**EXERCISE**.
Copy the full set of lines exactly as given.

Items from a data source:
.....
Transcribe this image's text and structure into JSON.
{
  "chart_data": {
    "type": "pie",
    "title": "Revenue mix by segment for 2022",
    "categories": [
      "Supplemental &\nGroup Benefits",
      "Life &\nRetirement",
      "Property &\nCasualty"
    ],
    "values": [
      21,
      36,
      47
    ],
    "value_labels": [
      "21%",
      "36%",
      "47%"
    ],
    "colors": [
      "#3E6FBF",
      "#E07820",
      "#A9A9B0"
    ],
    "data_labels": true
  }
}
.....
**RESULT OF THE EXERCISE**.
Transcribe this image's text and structure into JSON.
{
  "chart_data": {
    "type": "pie",
    "title": "Revenue mix by segment for 2022",
    "categories": [
      "Supplemental &\nGroup Benefits",
      "Life &\nRetirement",
      "Property &\nCasualty"
    ],
    "values": [
      21,
      36,
      47
    ],
    "value_labels": [
      "21%",
      "36%",
      "47%"
    ],
    "colors": [
      "#3E6FBF",
      "#E07820",
      "#A9A9B0"
    ],
    "data_labels": true
  }
}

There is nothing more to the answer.